Exercise description
Reproduce all the entries precisely.

BEGIN Task input

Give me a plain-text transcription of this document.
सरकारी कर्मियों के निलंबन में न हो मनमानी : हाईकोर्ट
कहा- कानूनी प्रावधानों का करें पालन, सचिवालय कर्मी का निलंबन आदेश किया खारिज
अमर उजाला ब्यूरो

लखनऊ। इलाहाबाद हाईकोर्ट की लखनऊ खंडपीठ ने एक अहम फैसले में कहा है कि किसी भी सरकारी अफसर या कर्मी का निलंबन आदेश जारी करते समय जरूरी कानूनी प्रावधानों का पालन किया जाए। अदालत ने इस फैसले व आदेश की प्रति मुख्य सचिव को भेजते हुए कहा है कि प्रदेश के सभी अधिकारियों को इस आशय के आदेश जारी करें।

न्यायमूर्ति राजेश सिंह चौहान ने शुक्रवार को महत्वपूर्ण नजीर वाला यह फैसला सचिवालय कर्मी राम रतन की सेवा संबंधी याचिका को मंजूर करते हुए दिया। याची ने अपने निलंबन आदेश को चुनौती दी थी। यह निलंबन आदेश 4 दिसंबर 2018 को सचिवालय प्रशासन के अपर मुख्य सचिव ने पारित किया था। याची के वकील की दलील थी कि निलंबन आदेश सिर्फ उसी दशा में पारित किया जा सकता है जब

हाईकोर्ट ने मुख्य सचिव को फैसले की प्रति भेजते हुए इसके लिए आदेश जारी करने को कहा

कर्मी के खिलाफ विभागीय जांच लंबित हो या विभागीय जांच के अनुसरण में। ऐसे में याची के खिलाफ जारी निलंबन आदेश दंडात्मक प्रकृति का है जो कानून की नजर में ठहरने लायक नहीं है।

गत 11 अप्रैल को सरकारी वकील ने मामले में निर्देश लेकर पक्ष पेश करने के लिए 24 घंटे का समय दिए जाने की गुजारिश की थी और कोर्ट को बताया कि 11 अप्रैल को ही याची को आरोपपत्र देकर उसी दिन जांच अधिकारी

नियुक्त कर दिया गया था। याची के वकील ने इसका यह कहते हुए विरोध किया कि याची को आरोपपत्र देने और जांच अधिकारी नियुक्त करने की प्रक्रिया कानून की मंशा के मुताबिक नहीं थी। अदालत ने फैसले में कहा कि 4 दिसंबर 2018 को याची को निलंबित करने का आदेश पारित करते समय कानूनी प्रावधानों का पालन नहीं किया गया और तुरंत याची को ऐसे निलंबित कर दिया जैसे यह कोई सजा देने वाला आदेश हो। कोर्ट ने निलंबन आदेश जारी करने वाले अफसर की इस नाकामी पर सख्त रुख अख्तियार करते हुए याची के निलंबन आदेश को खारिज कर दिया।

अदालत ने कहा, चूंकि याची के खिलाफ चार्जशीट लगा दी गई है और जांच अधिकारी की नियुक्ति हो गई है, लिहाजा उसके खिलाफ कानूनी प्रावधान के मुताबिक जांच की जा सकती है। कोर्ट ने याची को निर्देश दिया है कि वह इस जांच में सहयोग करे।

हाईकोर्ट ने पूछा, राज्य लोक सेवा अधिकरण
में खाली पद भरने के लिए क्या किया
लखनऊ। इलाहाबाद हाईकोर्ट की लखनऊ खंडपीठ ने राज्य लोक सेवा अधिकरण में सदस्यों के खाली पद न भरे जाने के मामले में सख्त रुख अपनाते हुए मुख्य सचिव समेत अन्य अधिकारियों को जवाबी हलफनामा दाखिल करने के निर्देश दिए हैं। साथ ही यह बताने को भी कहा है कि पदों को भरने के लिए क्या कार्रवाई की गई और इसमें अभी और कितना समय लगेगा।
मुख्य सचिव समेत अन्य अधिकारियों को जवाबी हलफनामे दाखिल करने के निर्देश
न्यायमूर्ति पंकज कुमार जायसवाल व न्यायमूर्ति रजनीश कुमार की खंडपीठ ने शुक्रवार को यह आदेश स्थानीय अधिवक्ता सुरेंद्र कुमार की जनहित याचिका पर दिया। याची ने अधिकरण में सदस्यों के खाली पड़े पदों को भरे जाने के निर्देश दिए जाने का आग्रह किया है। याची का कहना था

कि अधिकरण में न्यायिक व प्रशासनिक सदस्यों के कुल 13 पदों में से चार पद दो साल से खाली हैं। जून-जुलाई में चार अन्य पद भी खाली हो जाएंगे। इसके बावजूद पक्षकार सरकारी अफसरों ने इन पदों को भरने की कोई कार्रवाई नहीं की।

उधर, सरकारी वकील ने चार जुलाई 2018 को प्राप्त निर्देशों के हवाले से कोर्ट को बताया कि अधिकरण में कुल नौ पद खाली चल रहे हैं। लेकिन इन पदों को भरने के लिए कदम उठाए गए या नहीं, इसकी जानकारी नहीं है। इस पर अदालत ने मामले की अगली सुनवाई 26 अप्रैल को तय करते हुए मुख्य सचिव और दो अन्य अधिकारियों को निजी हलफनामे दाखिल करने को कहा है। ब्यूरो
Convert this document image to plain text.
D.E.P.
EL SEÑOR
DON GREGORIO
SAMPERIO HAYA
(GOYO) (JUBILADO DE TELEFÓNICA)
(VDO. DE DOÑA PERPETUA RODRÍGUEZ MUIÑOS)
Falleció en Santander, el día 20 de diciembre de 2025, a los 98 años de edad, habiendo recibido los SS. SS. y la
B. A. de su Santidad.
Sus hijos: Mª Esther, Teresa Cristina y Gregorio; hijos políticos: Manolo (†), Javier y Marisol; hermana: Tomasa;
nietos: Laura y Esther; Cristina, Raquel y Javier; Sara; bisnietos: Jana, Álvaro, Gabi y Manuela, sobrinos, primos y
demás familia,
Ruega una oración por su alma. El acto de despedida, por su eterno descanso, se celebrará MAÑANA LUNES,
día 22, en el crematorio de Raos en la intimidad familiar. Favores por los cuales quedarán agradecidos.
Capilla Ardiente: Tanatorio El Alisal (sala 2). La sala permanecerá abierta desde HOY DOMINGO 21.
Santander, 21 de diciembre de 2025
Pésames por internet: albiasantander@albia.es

END Task input

Result of this exercise
Give me a plain-text transcription of this document.
सरकारी कर्मियों के निलंबन में न हो मनमानी : हाईकोर्ट
कहा- कानूनी प्रावधानों का करें पालन, सचिवालय कर्मी का निलंबन आदेश किया खारिज
अमर उजाला ब्यूरो

लखनऊ। इलाहाबाद हाईकोर्ट की लखनऊ खंडपीठ ने एक अहम फैसले में कहा है कि किसी भी सरकारी अफसर या कर्मी का निलंबन आदेश जारी करते समय जरूरी कानूनी प्रावधानों का पालन किया जाए। अदालत ने इस फैसले व आदेश की प्रति मुख्य सचिव को भेजते हुए कहा है कि प्रदेश के सभी अधिकारियों को इस आशय के आदेश जारी करें।

न्यायमूर्ति राजेश सिंह चौहान ने शुक्रवार को महत्वपूर्ण नजीर वाला यह फैसला सचिवालय कर्मी राम रतन की सेवा संबंधी याचिका को मंजूर करते हुए दिया। याची ने अपने निलंबन आदेश को चुनौती दी थी। यह निलंबन आदेश 4 दिसंबर 2018 को सचिवालय प्रशासन के अपर मुख्य सचिव ने पारित किया था। याची के वकील की दलील थी कि निलंबन आदेश सिर्फ उसी दशा में पारित किया जा सकता है जब

हाईकोर्ट ने मुख्य सचिव को फैसले की प्रति भेजते हुए इसके लिए आदेश जारी करने को कहा

कर्मी के खिलाफ विभागीय जांच लंबित हो या विभागीय जांच के अनुसरण में। ऐसे में याची के खिलाफ जारी निलंबन आदेश दंडात्मक प्रकृति का है जो कानून की नजर में ठहरने लायक नहीं है।

गत 11 अप्रैल को सरकारी वकील ने मामले में निर्देश लेकर पक्ष पेश करने के लिए 24 घंटे का समय दिए जाने की गुजारिश की थी और कोर्ट को बताया कि 11 अप्रैल को ही याची को आरोपपत्र देकर उसी दिन जांच अधिकारी

नियुक्त कर दिया गया था। याची के वकील ने इसका यह कहते हुए विरोध किया कि याची को आरोपपत्र देने और जांच अधिकारी नियुक्त करने की प्रक्रिया कानून की मंशा के मुताबिक नहीं थी। अदालत ने फैसले में कहा कि 4 दिसंबर 2018 को याची को निलंबित करने का आदेश पारित करते समय कानूनी प्रावधानों का पालन नहीं किया गया और तुरंत याची को ऐसे निलंबित कर दिया जैसे यह कोई सजा देने वाला आदेश हो। कोर्ट ने निलंबन आदेश जारी करने वाले अफसर की इस नाकामी पर सख्त रुख अख्तियार करते हुए याची के निलंबन आदेश को खारिज कर दिया।

अदालत ने कहा, चूंकि याची के खिलाफ चार्जशीट लगा दी गई है और जांच अधिकारी की नियुक्ति हो गई है, लिहाजा उसके खिलाफ कानूनी प्रावधान के मुताबिक जांच की जा सकती है। कोर्ट ने याची को निर्देश दिया है कि वह इस जांच में सहयोग करे।

हाईकोर्ट ने पूछा, राज्य लोक सेवा अधिकरण
में खाली पद भरने के लिए क्या किया
लखनऊ। इलाहाबाद हाईकोर्ट की लखनऊ खंडपीठ ने राज्य लोक सेवा अधिकरण में सदस्यों के खाली पद न भरे जाने के मामले में सख्त रुख अपनाते हुए मुख्य सचिव समेत अन्य अधिकारियों को जवाबी हलफनामा दाखिल करने के निर्देश दिए हैं। साथ ही यह बताने को भी कहा है कि पदों को भरने के लिए क्या कार्रवाई की गई और इसमें अभी और कितना समय लगेगा।
मुख्य सचिव समेत अन्य अधिकारियों को जवाबी हलफनामे दाखिल करने के निर्देश
न्यायमूर्ति पंकज कुमार जायसवाल व न्यायमूर्ति रजनीश कुमार की खंडपीठ ने शुक्रवार को यह आदेश स्थानीय अधिवक्ता सुरेंद्र कुमार की जनहित याचिका पर दिया। याची ने अधिकरण में सदस्यों के खाली पड़े पदों को भरे जाने के निर्देश दिए जाने का आग्रह किया है। याची का कहना था

कि अधिकरण में न्यायिक व प्रशासनिक सदस्यों के कुल 13 पदों में से चार पद दो साल से खाली हैं। जून-जुलाई में चार अन्य पद भी खाली हो जाएंगे। इसके बावजूद पक्षकार सरकारी अफसरों ने इन पदों को भरने की कोई कार्रवाई नहीं की।

उधर, सरकारी वकील ने चार जुलाई 2018 को प्राप्त निर्देशों के हवाले से कोर्ट को बताया कि अधिकरण में कुल नौ पद खाली चल रहे हैं। लेकिन इन पदों को भरने के लिए कदम उठाए गए या नहीं, इसकी जानकारी नहीं है। इस पर अदालत ने मामले की अगली सुनवाई 26 अप्रैल को तय करते हुए मुख्य सचिव और दो अन्य अधिकारियों को निजी हलफनामे दाखिल करने को कहा है। ब्यूरो
Convert this document image to plain text.
D.E.P.
EL SEÑOR
DON GREGORIO
SAMPERIO HAYA
(GOYO) (JUBILADO DE TELEFÓNICA)
(VDO. DE DOÑA PERPETUA RODRÍGUEZ MUIÑOS)
Falleció en Santander, el día 20 de diciembre de 2025, a los 98 años de edad, habiendo recibido los SS. SS. y la
B. A. de su Santidad.
Sus hijos: Mª Esther, Teresa Cristina y Gregorio; hijos políticos: Manolo (†), Javier y Marisol; hermana: Tomasa;
nietos: Laura y Esther; Cristina, Raquel y Javier; Sara; bisnietos: Jana, Álvaro, Gabi y Manuela, sobrinos, primos y
demás familia,
Ruega una oración por su alma. El acto de despedida, por su eterno descanso, se celebrará MAÑANA LUNES,
día 22, en el crematorio de Raos en la intimidad familiar. Favores por los cuales quedarán agradecidos.
Capilla Ardiente: Tanatorio El Alisal (sala 2). La sala permanecerá abierta desde HOY DOMINGO 21.
Santander, 21 de diciembre de 2025
Pésames por internet: albiasantander@albia.es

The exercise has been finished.